§ **Exercise material**:
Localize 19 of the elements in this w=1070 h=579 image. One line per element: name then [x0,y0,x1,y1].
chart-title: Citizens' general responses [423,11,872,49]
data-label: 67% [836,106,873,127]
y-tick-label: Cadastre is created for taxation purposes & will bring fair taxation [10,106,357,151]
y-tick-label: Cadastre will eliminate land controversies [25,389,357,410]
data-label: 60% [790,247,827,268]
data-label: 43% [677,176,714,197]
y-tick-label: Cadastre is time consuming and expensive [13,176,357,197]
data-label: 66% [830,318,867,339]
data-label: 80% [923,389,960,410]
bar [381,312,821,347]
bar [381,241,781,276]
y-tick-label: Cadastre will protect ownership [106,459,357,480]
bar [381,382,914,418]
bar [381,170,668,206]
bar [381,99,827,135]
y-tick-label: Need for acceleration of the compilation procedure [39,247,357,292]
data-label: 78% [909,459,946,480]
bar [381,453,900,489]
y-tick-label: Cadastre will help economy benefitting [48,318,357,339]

§ **Required task**:
Repeat the entries above with "Localize" swapped for "Detect" and every other character left unchanged.

§ **Task solution**:
Detect 19 of the elements in this w=1070 h=579 image. One line per element: name then [x0,y0,x1,y1].
chart-title: Citizens' general responses [423,11,872,49]
data-label: 67% [836,106,873,127]
y-tick-label: Cadastre is created for taxation purposes & will bring fair taxation [10,106,357,151]
y-tick-label: Cadastre will eliminate land controversies [25,389,357,410]
data-label: 60% [790,247,827,268]
data-label: 43% [677,176,714,197]
y-tick-label: Cadastre is time consuming and expensive [13,176,357,197]
data-label: 66% [830,318,867,339]
data-label: 80% [923,389,960,410]
bar [381,312,821,347]
bar [381,241,781,276]
y-tick-label: Cadastre will protect ownership [106,459,357,480]
bar [381,382,914,418]
bar [381,170,668,206]
bar [381,99,827,135]
y-tick-label: Need for acceleration of the compilation procedure [39,247,357,292]
data-label: 78% [909,459,946,480]
bar [381,453,900,489]
y-tick-label: Cadastre will help economy benefitting [48,318,357,339]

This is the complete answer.